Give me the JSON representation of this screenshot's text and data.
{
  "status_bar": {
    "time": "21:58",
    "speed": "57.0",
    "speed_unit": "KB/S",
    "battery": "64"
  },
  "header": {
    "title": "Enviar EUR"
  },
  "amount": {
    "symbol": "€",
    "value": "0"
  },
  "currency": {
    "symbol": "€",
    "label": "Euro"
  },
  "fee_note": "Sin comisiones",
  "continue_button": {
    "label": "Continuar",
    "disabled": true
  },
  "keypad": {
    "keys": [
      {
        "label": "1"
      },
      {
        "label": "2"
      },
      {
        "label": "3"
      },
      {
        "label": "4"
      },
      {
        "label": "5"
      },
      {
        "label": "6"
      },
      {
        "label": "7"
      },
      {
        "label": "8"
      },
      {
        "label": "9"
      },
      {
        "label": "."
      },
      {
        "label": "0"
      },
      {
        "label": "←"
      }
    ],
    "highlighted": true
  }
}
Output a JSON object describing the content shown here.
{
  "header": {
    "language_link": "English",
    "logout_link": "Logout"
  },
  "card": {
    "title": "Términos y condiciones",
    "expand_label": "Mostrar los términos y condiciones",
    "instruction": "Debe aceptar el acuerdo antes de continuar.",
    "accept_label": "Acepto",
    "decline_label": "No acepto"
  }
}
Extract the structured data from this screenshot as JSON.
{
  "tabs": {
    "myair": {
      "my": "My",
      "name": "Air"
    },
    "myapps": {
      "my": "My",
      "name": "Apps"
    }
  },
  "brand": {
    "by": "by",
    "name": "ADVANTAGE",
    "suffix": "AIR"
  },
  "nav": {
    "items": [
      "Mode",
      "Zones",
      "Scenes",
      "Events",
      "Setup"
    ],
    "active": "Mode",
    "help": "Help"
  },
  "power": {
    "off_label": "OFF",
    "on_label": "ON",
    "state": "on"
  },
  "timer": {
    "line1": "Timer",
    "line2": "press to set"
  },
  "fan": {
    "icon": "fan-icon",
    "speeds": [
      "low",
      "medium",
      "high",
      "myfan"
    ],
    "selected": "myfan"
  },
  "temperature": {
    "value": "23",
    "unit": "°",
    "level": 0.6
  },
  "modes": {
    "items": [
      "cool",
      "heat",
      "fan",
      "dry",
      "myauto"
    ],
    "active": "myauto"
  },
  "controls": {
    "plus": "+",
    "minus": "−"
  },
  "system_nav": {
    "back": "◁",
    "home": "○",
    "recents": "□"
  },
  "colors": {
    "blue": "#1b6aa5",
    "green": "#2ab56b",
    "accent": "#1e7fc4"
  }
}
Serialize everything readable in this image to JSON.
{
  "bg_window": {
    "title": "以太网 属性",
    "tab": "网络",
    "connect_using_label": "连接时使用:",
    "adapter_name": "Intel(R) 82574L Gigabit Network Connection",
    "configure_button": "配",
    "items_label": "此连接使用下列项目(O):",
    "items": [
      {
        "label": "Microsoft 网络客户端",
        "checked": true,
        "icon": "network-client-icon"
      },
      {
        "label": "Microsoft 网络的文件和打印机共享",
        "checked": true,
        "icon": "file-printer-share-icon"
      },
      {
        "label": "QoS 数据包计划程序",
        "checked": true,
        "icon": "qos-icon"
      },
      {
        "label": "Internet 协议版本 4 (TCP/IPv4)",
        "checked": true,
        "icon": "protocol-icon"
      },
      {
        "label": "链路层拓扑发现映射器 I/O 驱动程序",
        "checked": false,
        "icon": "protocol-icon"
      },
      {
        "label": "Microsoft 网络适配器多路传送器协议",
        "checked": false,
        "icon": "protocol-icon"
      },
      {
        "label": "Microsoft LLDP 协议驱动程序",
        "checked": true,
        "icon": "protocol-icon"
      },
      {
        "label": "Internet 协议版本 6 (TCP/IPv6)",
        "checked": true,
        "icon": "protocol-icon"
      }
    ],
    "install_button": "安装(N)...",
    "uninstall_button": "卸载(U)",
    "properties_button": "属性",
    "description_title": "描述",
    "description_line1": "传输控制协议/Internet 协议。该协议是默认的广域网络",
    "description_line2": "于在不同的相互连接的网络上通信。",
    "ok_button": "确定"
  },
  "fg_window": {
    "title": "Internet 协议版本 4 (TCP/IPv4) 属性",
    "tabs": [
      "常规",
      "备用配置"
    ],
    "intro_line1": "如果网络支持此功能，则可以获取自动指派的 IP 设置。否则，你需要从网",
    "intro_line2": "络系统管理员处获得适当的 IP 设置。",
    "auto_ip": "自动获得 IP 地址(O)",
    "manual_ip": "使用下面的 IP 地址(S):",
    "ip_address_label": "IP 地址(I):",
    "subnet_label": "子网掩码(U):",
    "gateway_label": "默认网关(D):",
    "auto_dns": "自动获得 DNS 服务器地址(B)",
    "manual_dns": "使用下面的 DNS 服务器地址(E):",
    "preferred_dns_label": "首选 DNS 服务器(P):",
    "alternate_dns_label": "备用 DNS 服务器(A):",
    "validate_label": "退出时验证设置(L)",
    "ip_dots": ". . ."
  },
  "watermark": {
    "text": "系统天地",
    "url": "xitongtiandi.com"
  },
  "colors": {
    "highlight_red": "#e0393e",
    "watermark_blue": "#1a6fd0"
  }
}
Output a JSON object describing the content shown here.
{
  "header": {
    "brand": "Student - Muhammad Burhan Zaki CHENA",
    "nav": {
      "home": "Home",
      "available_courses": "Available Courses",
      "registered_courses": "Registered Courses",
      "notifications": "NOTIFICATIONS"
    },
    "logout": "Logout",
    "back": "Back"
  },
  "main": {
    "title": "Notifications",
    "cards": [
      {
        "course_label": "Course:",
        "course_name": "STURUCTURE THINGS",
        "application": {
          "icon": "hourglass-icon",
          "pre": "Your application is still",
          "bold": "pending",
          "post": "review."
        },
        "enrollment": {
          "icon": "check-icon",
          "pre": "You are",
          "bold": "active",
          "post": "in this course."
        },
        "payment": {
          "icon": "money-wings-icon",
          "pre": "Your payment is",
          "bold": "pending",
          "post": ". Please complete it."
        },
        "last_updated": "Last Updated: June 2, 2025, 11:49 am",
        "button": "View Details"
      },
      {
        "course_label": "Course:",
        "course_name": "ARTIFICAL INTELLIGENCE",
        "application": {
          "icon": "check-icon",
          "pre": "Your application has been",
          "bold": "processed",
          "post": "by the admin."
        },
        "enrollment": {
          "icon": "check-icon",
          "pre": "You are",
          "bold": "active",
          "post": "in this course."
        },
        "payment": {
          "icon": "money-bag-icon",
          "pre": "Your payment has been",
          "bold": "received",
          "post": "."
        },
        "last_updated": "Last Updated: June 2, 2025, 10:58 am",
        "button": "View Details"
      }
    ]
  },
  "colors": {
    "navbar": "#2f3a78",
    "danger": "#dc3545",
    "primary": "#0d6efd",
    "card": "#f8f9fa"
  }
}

---

▶ Given exercise
Each entry above needs to be retyped exactly.

▶ Completed task
Give me the JSON representation of this screenshot's text and data.
{
  "status_bar": {
    "time": "21:58",
    "speed": "57.0",
    "speed_unit": "KB/S",
    "battery": "64"
  },
  "header": {
    "title": "Enviar EUR"
  },
  "amount": {
    "symbol": "€",
    "value": "0"
  },
  "currency": {
    "symbol": "€",
    "label": "Euro"
  },
  "fee_note": "Sin comisiones",
  "continue_button": {
    "label": "Continuar",
    "disabled": true
  },
  "keypad": {
    "keys": [
      {
        "label": "1"
      },
      {
        "label": "2"
      },
      {
        "label": "3"
      },
      {
        "label": "4"
      },
      {
        "label": "5"
      },
      {
        "label": "6"
      },
      {
        "label": "7"
      },
      {
        "label": "8"
      },
      {
        "label": "9"
      },
      {
        "label": "."
      },
      {
        "label": "0"
      },
      {
        "label": "←"
      }
    ],
    "highlighted": true
  }
}
Output a JSON object describing the content shown here.
{
  "header": {
    "language_link": "English",
    "logout_link": "Logout"
  },
  "card": {
    "title": "Términos y condiciones",
    "expand_label": "Mostrar los términos y condiciones",
    "instruction": "Debe aceptar el acuerdo antes de continuar.",
    "accept_label": "Acepto",
    "decline_label": "No acepto"
  }
}
Extract the structured data from this screenshot as JSON.
{
  "tabs": {
    "myair": {
      "my": "My",
      "name": "Air"
    },
    "myapps": {
      "my": "My",
      "name": "Apps"
    }
  },
  "brand": {
    "by": "by",
    "name": "ADVANTAGE",
    "suffix": "AIR"
  },
  "nav": {
    "items": [
      "Mode",
      "Zones",
      "Scenes",
      "Events",
      "Setup"
    ],
    "active": "Mode",
    "help": "Help"
  },
  "power": {
    "off_label": "OFF",
    "on_label": "ON",
    "state": "on"
  },
  "timer": {
    "line1": "Timer",
    "line2": "press to set"
  },
  "fan": {
    "icon": "fan-icon",
    "speeds": [
      "low",
      "medium",
      "high",
      "myfan"
    ],
    "selected": "myfan"
  },
  "temperature": {
    "value": "23",
    "unit": "°",
    "level": 0.6
  },
  "modes": {
    "items": [
      "cool",
      "heat",
      "fan",
      "dry",
      "myauto"
    ],
    "active": "myauto"
  },
  "controls": {
    "plus": "+",
    "minus": "−"
  },
  "system_nav": {
    "back": "◁",
    "home": "○",
    "recents": "□"
  },
  "colors": {
    "blue": "#1b6aa5",
    "green": "#2ab56b",
    "accent": "#1e7fc4"
  }
}
Serialize everything readable in this image to JSON.
{
  "bg_window": {
    "title": "以太网 属性",
    "tab": "网络",
    "connect_using_label": "连接时使用:",
    "adapter_name": "Intel(R) 82574L Gigabit Network Connection",
    "configure_button": "配",
    "items_label": "此连接使用下列项目(O):",
    "items": [
      {
        "label": "Microsoft 网络客户端",
        "checked": true,
        "icon": "network-client-icon"
      },
      {
        "label": "Microsoft 网络的文件和打印机共享",
        "checked": true,
        "icon": "file-printer-share-icon"
      },
      {
        "label": "QoS 数据包计划程序",
        "checked": true,
        "icon": "qos-icon"
      },
      {
        "label": "Internet 协议版本 4 (TCP/IPv4)",
        "checked": true,
        "icon": "protocol-icon"
      },
      {
        "label": "链路层拓扑发现映射器 I/O 驱动程序",
        "checked": false,
        "icon": "protocol-icon"
      },
      {
        "label": "Microsoft 网络适配器多路传送器协议",
        "checked": false,
        "icon": "protocol-icon"
      },
      {
        "label": "Microsoft LLDP 协议驱动程序",
        "checked": true,
        "icon": "protocol-icon"
      },
      {
        "label": "Internet 协议版本 6 (TCP/IPv6)",
        "checked": true,
        "icon": "protocol-icon"
      }
    ],
    "install_button": "安装(N)...",
    "uninstall_button": "卸载(U)",
    "properties_button": "属性",
    "description_title": "描述",
    "description_line1": "传输控制协议/Internet 协议。该协议是默认的广域网络",
    "description_line2": "于在不同的相互连接的网络上通信。",
    "ok_button": "确定"
  },
  "fg_window": {
    "title": "Internet 协议版本 4 (TCP/IPv4) 属性",
    "tabs": [
      "常规",
      "备用配置"
    ],
    "intro_line1": "如果网络支持此功能，则可以获取自动指派的 IP 设置。否则，你需要从网",
    "intro_line2": "络系统管理员处获得适当的 IP 设置。",
    "auto_ip": "自动获得 IP 地址(O)",
    "manual_ip": "使用下面的 IP 地址(S):",
    "ip_address_label": "IP 地址(I):",
    "subnet_label": "子网掩码(U):",
    "gateway_label": "默认网关(D):",
    "auto_dns": "自动获得 DNS 服务器地址(B)",
    "manual_dns": "使用下面的 DNS 服务器地址(E):",
    "preferred_dns_label": "首选 DNS 服务器(P):",
    "alternate_dns_label": "备用 DNS 服务器(A):",
    "validate_label": "退出时验证设置(L)",
    "ip_dots": ". . ."
  },
  "watermark": {
    "text": "系统天地",
    "url": "xitongtiandi.com"
  },
  "colors": {
    "highlight_red": "#e0393e",
    "watermark_blue": "#1a6fd0"
  }
}
Output a JSON object describing the content shown here.
{
  "header": {
    "brand": "Student - Muhammad Burhan Zaki CHENA",
    "nav": {
      "home": "Home",
      "available_courses": "Available Courses",
      "registered_courses": "Registered Courses",
      "notifications": "NOTIFICATIONS"
    },
    "logout": "Logout",
    "back": "Back"
  },
  "main": {
    "title": "Notifications",
    "cards": [
      {
        "course_label": "Course:",
        "course_name": "STURUCTURE THINGS",
        "application": {
          "icon": "hourglass-icon",
          "pre": "Your application is still",
          "bold": "pending",
          "post": "review."
        },
        "enrollment": {
          "icon": "check-icon",
          "pre": "You are",
          "bold": "active",
          "post": "in this course."
        },
        "payment": {
          "icon": "money-wings-icon",
          "pre": "Your payment is",
          "bold": "pending",
          "post": ". Please complete it."
        },
        "last_updated": "Last Updated: June 2, 2025, 11:49 am",
        "button": "View Details"
      },
      {
        "course_label": "Course:",
        "course_name": "ARTIFICAL INTELLIGENCE",
        "application": {
          "icon": "check-icon",
          "pre": "Your application has been",
          "bold": "processed",
          "post": "by the admin."
        },
        "enrollment": {
          "icon": "check-icon",
          "pre": "You are",
          "bold": "active",
          "post": "in this course."
        },
        "payment": {
          "icon": "money-bag-icon",
          "pre": "Your payment has been",
          "bold": "received",
          "post": "."
        },
        "last_updated": "Last Updated: June 2, 2025, 10:58 am",
        "button": "View Details"
      }
    ]
  },
  "colors": {
    "navbar": "#2f3a78",
    "danger": "#dc3545",
    "primary": "#0d6efd",
    "card": "#f8f9fa"
  }
}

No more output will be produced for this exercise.